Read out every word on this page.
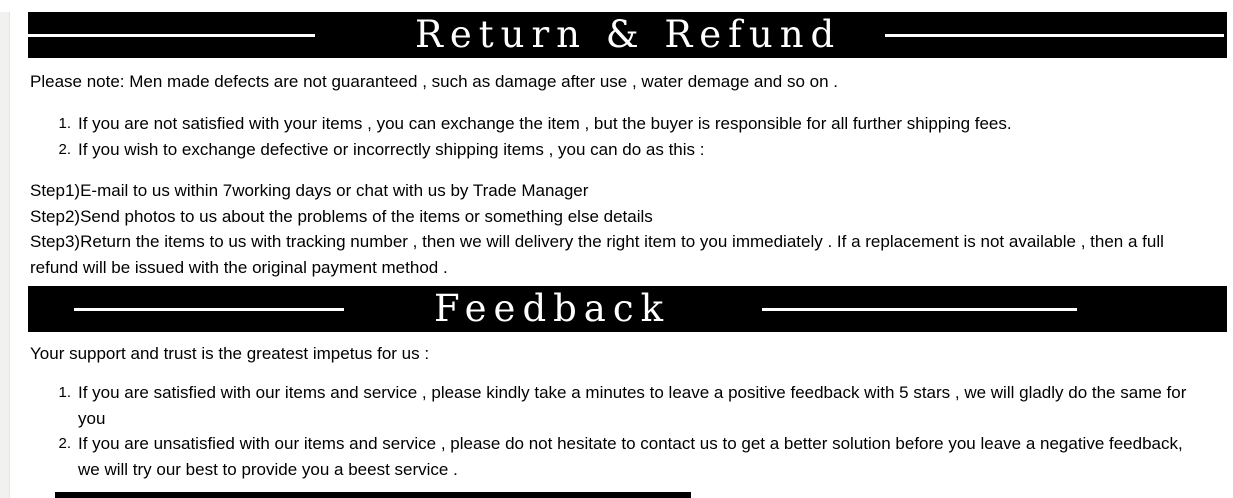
Return & Refund

Please note: Men made defects are not guaranteed , such as damage after use , water demage and so on .

1. If you are not satisfied with your items , you can exchange the item , but the buyer is responsible for all further shipping fees.
2. If you wish to exchange defective or incorrectly shipping items , you can do as this :

Step1)E-mail to us within 7working days or chat with us by Trade Manager

Step2)Send photos to us about the problems of the items or something else details

Step3)Return the items to us with tracking number , then we will delivery the right item to you immediately . If a replacement is not available , then a full refund will be issued with the original payment method .

Feedback

Your support and trust is the greatest impetus for us :

1. If you are satisfied with our items and service , please kindly take a minutes to leave a positive feedback with 5 stars , we will gladly do the same for you
2. If you are unsatisfied with our items and service , please do not hesitate to contact us to get a better solution before you leave a negative feedback, we will try our best to provide you a beest service .
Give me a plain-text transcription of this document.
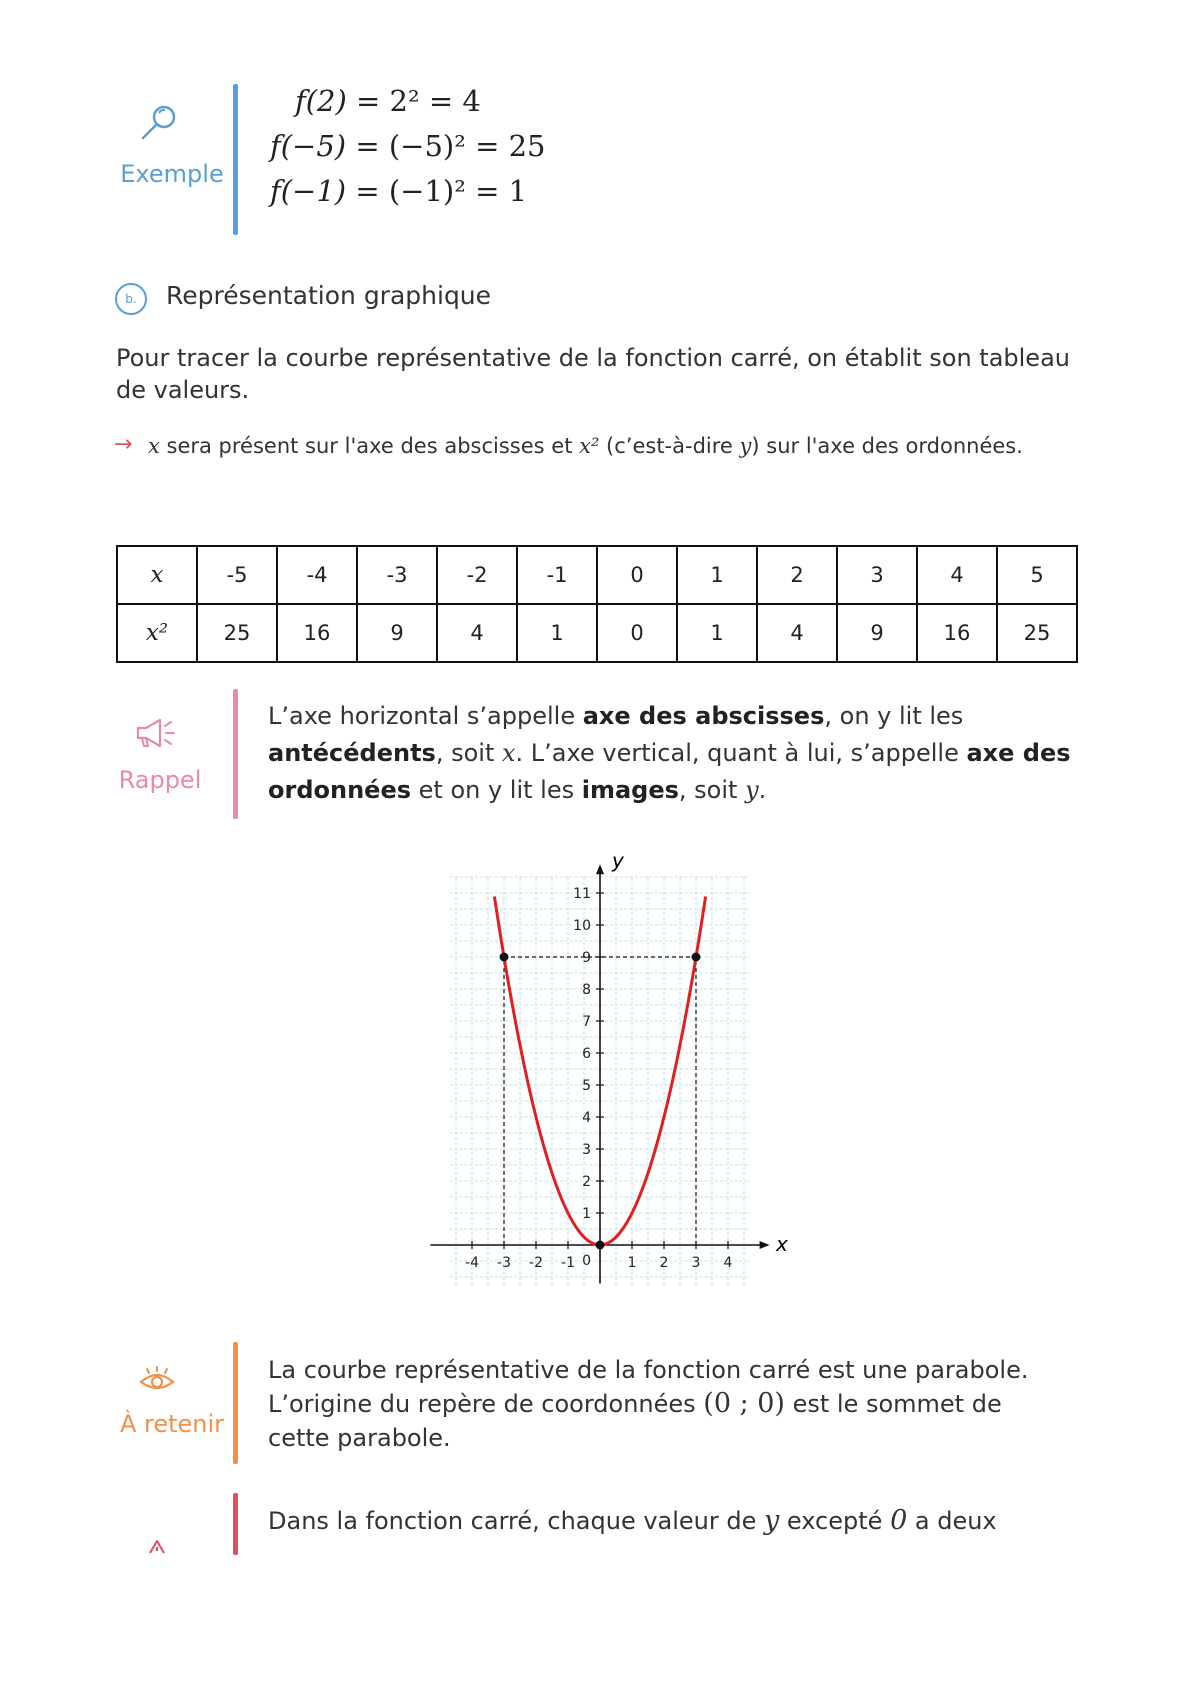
Exemple
f(2) = 2² = 4
f(−5) = (−5)² = 25
f(−1) = (−1)² = 1
b.	Représentation graphique
Pour tracer la courbe représentative de la fonction carré, on établit son tableau de valeurs.
→ x sera présent sur l'axe des abscisses et x² (c’est-à-dire y) sur l'axe des ordonnées.
x	-5	-4	-3	-2	-1	0	1	2	3	4	5
x²	25	16	9	4	1	0	1	4	9	16	25
Rappel
L’axe horizontal s’appelle axe des abscisses, on y lit les antécédents, soit x. L’axe vertical, quant à lui, s’appelle axe des ordonnées et on y lit les images, soit y.
x
y
-4 -3 -2 -1	1 2 3 4
1
2
3
4
5
6
7
8
9
10
11
0
À retenir
La courbe représentative de la fonction carré est une parabole. L’origine du repère de coordonnées (0 ; 0) est le sommet de cette parabole.
Dans la fonction carré, chaque valeur de y excepté 0 a deux
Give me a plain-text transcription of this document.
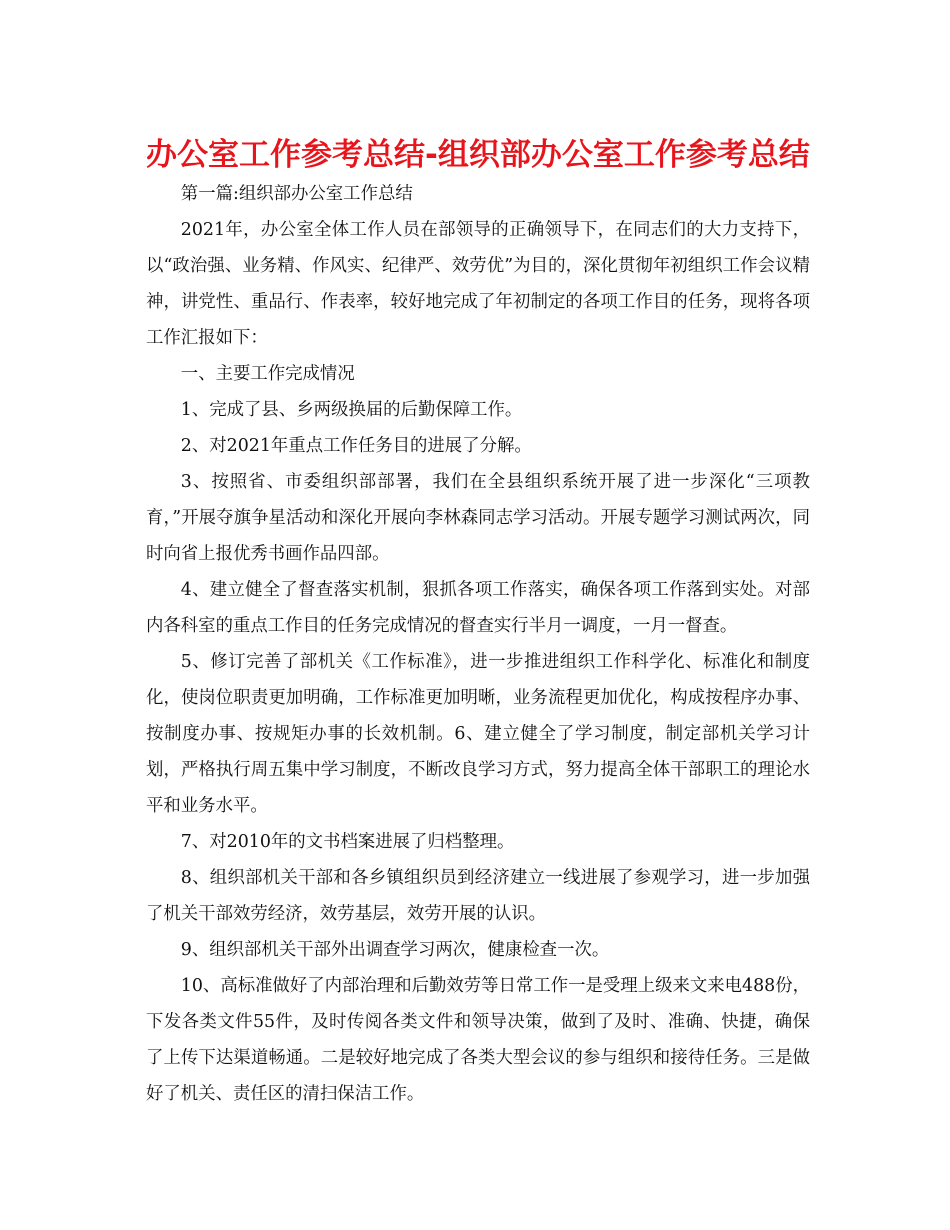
办公室工作参考总结-组织部办公室工作参考总结

第一篇:组织部办公室工作总结

2021年，办公室全体工作人员在部领导的正确领导下，在同志们的大力支持下，以“政治强、业务精、作风实、纪律严、效劳优”为目的，深化贯彻年初组织工作会议精神，讲党性、重品行、作表率，较好地完成了年初制定的各项工作目的任务，现将各项工作汇报如下：

一、主要工作完成情况

1、完成了县、乡两级换届的后勤保障工作。

2、对2021年重点工作任务目的进展了分解。

3、按照省、市委组织部部署，我们在全县组织系统开展了进一步深化“三项教育，”开展夺旗争星活动和深化开展向李林森同志学习活动。开展专题学习测试两次，同时向省上报优秀书画作品四部。

4、建立健全了督查落实机制，狠抓各项工作落实，确保各项工作落到实处。对部内各科室的重点工作目的任务完成情况的督查实行半月一调度，一月一督查。

5、修订完善了部机关《工作标准》，进一步推进组织工作科学化、标准化和制度化，使岗位职责更加明确，工作标准更加明晰，业务流程更加优化，构成按程序办事、按制度办事、按规矩办事的长效机制。6、建立健全了学习制度，制定部机关学习计划，严格执行周五集中学习制度，不断改良学习方式，努力提高全体干部职工的理论水平和业务水平。

7、对2010年的文书档案进展了归档整理。

8、组织部机关干部和各乡镇组织员到经济建立一线进展了参观学习，进一步加强了机关干部效劳经济，效劳基层，效劳开展的认识。

9、组织部机关干部外出调查学习两次，健康检查一次。

10、高标准做好了内部治理和后勤效劳等日常工作一是受理上级来文来电488份，下发各类文件55件，及时传阅各类文件和领导决策，做到了及时、准确、快捷，确保了上传下达渠道畅通。二是较好地完成了各类大型会议的参与组织和接待任务。三是做好了机关、责任区的清扫保洁工作。
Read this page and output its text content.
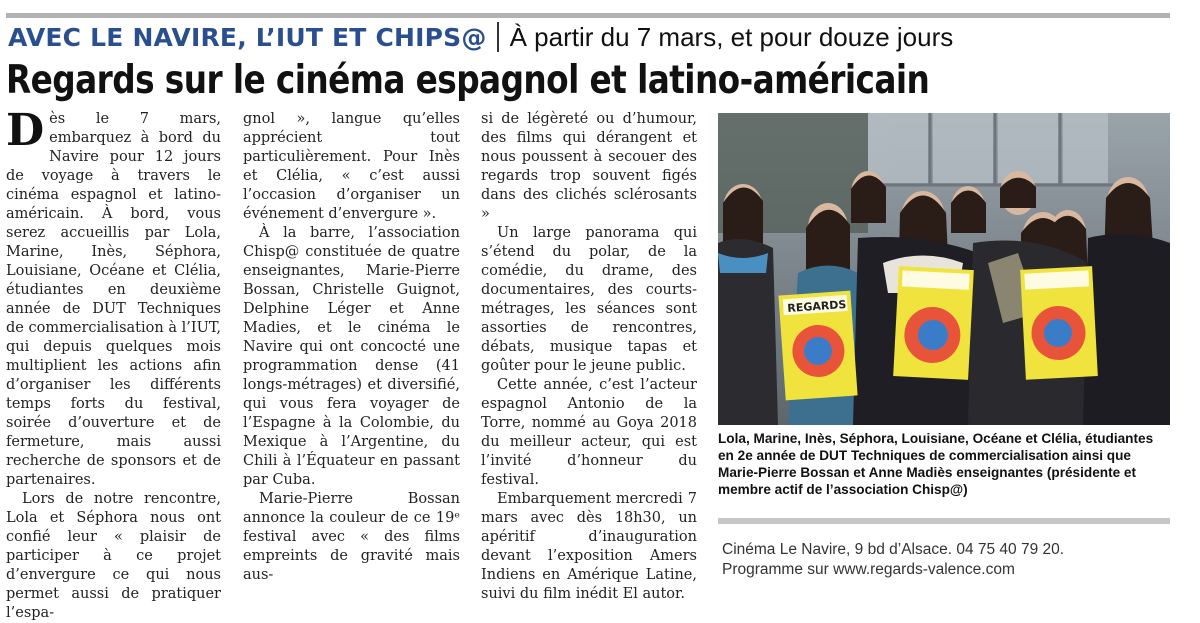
AVEC LE NAVIRE, L’IUT ET CHIPS@ À partir du 7 mars, et pour douze jours
Regards sur le cinéma espagnol et latino-américain

Dès le 7 mars, embarquez à bord du Navire pour 12 jours de voyage à travers le cinéma espagnol et latino-américain. À bord, vous serez accueillis par Lola, Marine, Inès, Séphora, Louisiane, Océane et Clélia, étudiantes en deuxième année de DUT Techniques de commercialisation à l’IUT, qui depuis quelques mois multiplient les actions afin d’organiser les différents temps forts du festival, soirée d’ouverture et de fermeture, mais aussi recherche de sponsors et de partenaires.

Lors de notre rencontre, Lola et Séphora nous ont confié leur « plaisir de participer à ce projet d’envergure ce qui nous permet aussi de pratiquer l’espa-

gnol », langue qu’elles apprécient tout particulièrement. Pour Inès et Clélia, « c’est aussi l’occasion d’organiser un événement d’envergure ».

À la barre, l’association Chisp@ constituée de quatre enseignantes, Marie-Pierre Bossan, Christelle Guignot, Delphine Léger et Anne Madies, et le cinéma le Navire qui ont concocté une programmation dense (41 longs-métrages) et diversifié, qui vous fera voyager de l’Espagne à la Colombie, du Mexique à l’Argentine, du Chili à l’Équateur en passant par Cuba.

Marie-Pierre Bossan annonce la couleur de ce 19ᵉ festival avec « des films empreints de gravité mais aus-

si de légèreté ou d’humour, des films qui dérangent et nous poussent à secouer des regards trop souvent figés dans des clichés sclérosants »

Un large panorama qui s’étend du polar, de la comédie, du drame, des documentaires, des courts-métrages, les séances sont assorties de rencontres, débats, musique tapas et goûter pour le jeune public.

Cette année, c’est l’acteur espagnol Antonio de la Torre, nommé au Goya 2018 du meilleur acteur, qui est l’invité d’honneur du festival.

Embarquement mercredi 7 mars avec dès 18h30, un apéritif d’inauguration devant l’exposition Amers Indiens en Amérique Latine, suivi du film inédit El autor.

REGARDS
Lola, Marine, Inès, Séphora, Louisiane, Océane et Clélia, étudiantes en 2e année de DUT Techniques de commercialisation ainsi que Marie-Pierre Bossan et Anne Madiès enseignantes (présidente et membre actif de l’association Chisp@)
Cinéma Le Navire, 9 bd d’Alsace. 04 75 40 79 20.
Programme sur www.regards-valence.com
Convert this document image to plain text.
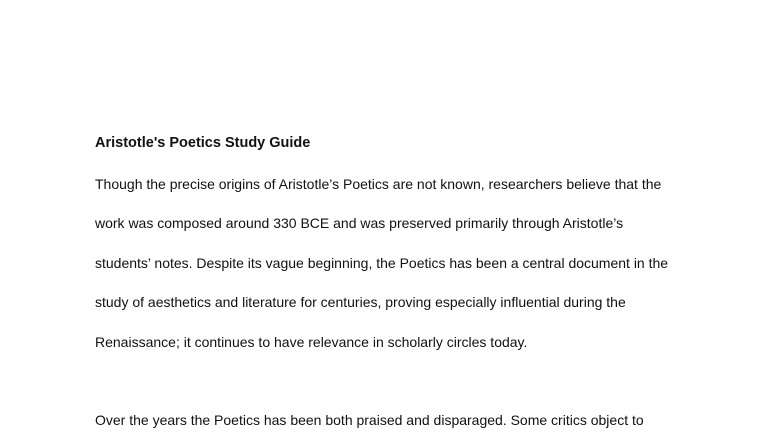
Aristotle's Poetics Study Guide

Though the precise origins of Aristotle’s Poetics are not known, researchers believe that the
work was composed around 330 BCE and was preserved primarily through Aristotle’s
students’ notes. Despite its vague beginning, the Poetics has been a central document in the
study of aesthetics and literature for centuries, proving especially influential during the
Renaissance; it continues to have relevance in scholarly circles today.

Over the years the Poetics has been both praised and disparaged. Some critics object to
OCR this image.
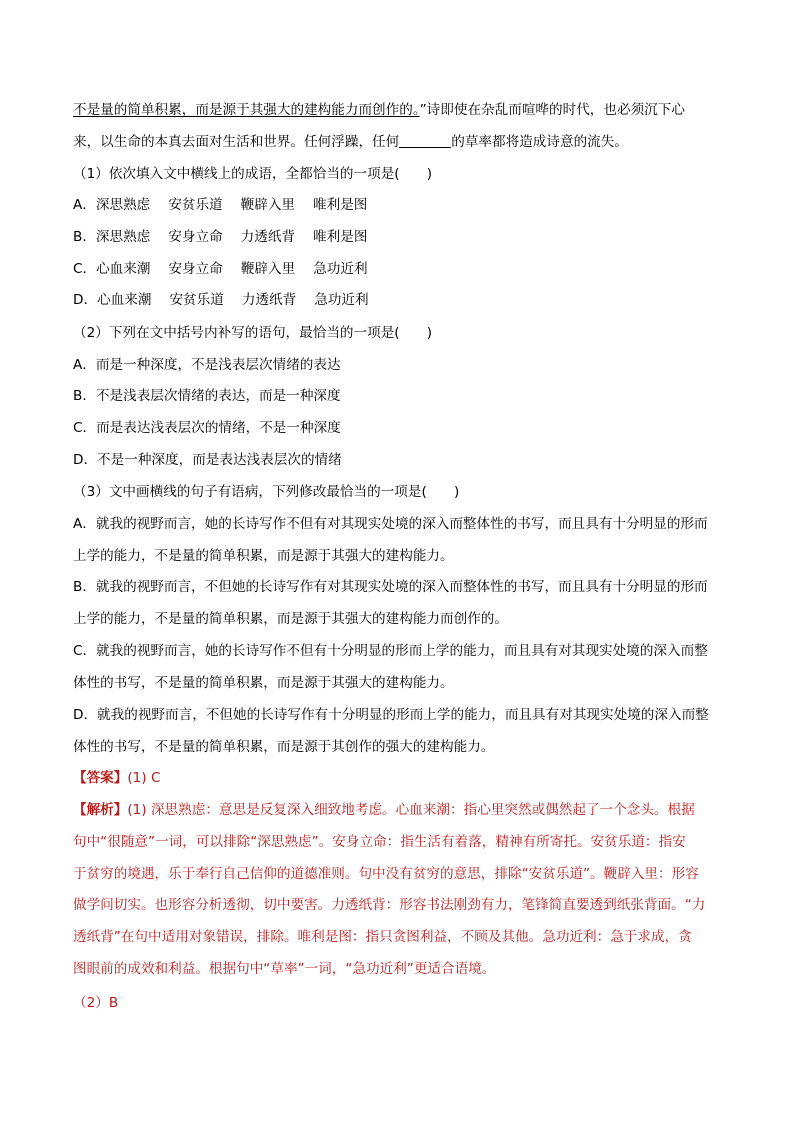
不是量的简单积累，而是源于其强大的建构能力而创作的。”诗即使在杂乱而喧哗的时代，也必须沉下心
来，以生命的本真去面对生活和世界。任何浮躁，任何	的草率都将造成诗意的流失。
（1）依次填入文中横线上的成语，全都恰当的一项是(　　)
A．深思熟虑 安贫乐道 鞭辟入里 唯利是图
B．深思熟虑 安身立命 力透纸背 唯利是图
C．心血来潮 安身立命 鞭辟入里 急功近利
D．心血来潮 安贫乐道 力透纸背 急功近利
（2）下列在文中括号内补写的语句，最恰当的一项是(　　)
A．而是一种深度，不是浅表层次情绪的表达
B．不是浅表层次情绪的表达，而是一种深度
C．而是表达浅表层次的情绪，不是一种深度
D．不是一种深度，而是表达浅表层次的情绪
（3）文中画横线的句子有语病，下列修改最恰当的一项是(　　)
A．就我的视野而言，她的长诗写作不但有对其现实处境的深入而整体性的书写，而且具有十分明显的形而
上学的能力，不是量的简单积累，而是源于其强大的建构能力。
B．就我的视野而言，不但她的长诗写作有对其现实处境的深入而整体性的书写，而且具有十分明显的形而
上学的能力，不是量的简单积累，而是源于其强大的建构能力而创作的。
C．就我的视野而言，她的长诗写作不但有十分明显的形而上学的能力，而且具有对其现实处境的深入而整
体性的书写，不是量的简单积累，而是源于其强大的建构能力。
D．就我的视野而言，不但她的长诗写作有十分明显的形而上学的能力，而且具有对其现实处境的深入而整
体性的书写，不是量的简单积累，而是源于其创作的强大的建构能力。
【答案】(1) C
【解析】(1) 深思熟虑：意思是反复深入细致地考虑。心血来潮：指心里突然或偶然起了一个念头。根据
句中“很随意”一词，可以排除“深思熟虑”。安身立命：指生活有着落，精神有所寄托。安贫乐道：指安
于贫穷的境遇，乐于奉行自己信仰的道德准则。句中没有贫穷的意思，排除“安贫乐道”。鞭辟入里：形容
做学问切实。也形容分析透彻，切中要害。力透纸背：形容书法刚劲有力，笔锋简直要透到纸张背面。“力
透纸背”在句中适用对象错误，排除。唯利是图：指只贪图利益，不顾及其他。急功近利：急于求成，贪
图眼前的成效和利益。根据句中“草率”一词，“急功近利”更适合语境。
（2）B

────────────────

» **PROBLEM REQUIREMENTS**: Can the lines from the one with "OCR this image." to the end of the records above be quoted exactly, both ends included, with every picture omitted?

» **FINISHED ANSWER**:
OCR this image.
不是量的简单积累，而是源于其强大的建构能力而创作的。”诗即使在杂乱而喧哗的时代，也必须沉下心
来，以生命的本真去面对生活和世界。任何浮躁，任何	的草率都将造成诗意的流失。
（1）依次填入文中横线上的成语，全都恰当的一项是(　　)
A．深思熟虑 安贫乐道 鞭辟入里 唯利是图
B．深思熟虑 安身立命 力透纸背 唯利是图
C．心血来潮 安身立命 鞭辟入里 急功近利
D．心血来潮 安贫乐道 力透纸背 急功近利
（2）下列在文中括号内补写的语句，最恰当的一项是(　　)
A．而是一种深度，不是浅表层次情绪的表达
B．不是浅表层次情绪的表达，而是一种深度
C．而是表达浅表层次的情绪，不是一种深度
D．不是一种深度，而是表达浅表层次的情绪
（3）文中画横线的句子有语病，下列修改最恰当的一项是(　　)
A．就我的视野而言，她的长诗写作不但有对其现实处境的深入而整体性的书写，而且具有十分明显的形而
上学的能力，不是量的简单积累，而是源于其强大的建构能力。
B．就我的视野而言，不但她的长诗写作有对其现实处境的深入而整体性的书写，而且具有十分明显的形而
上学的能力，不是量的简单积累，而是源于其强大的建构能力而创作的。
C．就我的视野而言，她的长诗写作不但有十分明显的形而上学的能力，而且具有对其现实处境的深入而整
体性的书写，不是量的简单积累，而是源于其强大的建构能力。
D．就我的视野而言，不但她的长诗写作有十分明显的形而上学的能力，而且具有对其现实处境的深入而整
体性的书写，不是量的简单积累，而是源于其创作的强大的建构能力。
【答案】(1) C
【解析】(1) 深思熟虑：意思是反复深入细致地考虑。心血来潮：指心里突然或偶然起了一个念头。根据
句中“很随意”一词，可以排除“深思熟虑”。安身立命：指生活有着落，精神有所寄托。安贫乐道：指安
于贫穷的境遇，乐于奉行自己信仰的道德准则。句中没有贫穷的意思，排除“安贫乐道”。鞭辟入里：形容
做学问切实。也形容分析透彻，切中要害。力透纸背：形容书法刚劲有力，笔锋简直要透到纸张背面。“力
透纸背”在句中适用对象错误，排除。唯利是图：指只贪图利益，不顾及其他。急功近利：急于求成，贪
图眼前的成效和利益。根据句中“草率”一词，“急功近利”更适合语境。
（2）B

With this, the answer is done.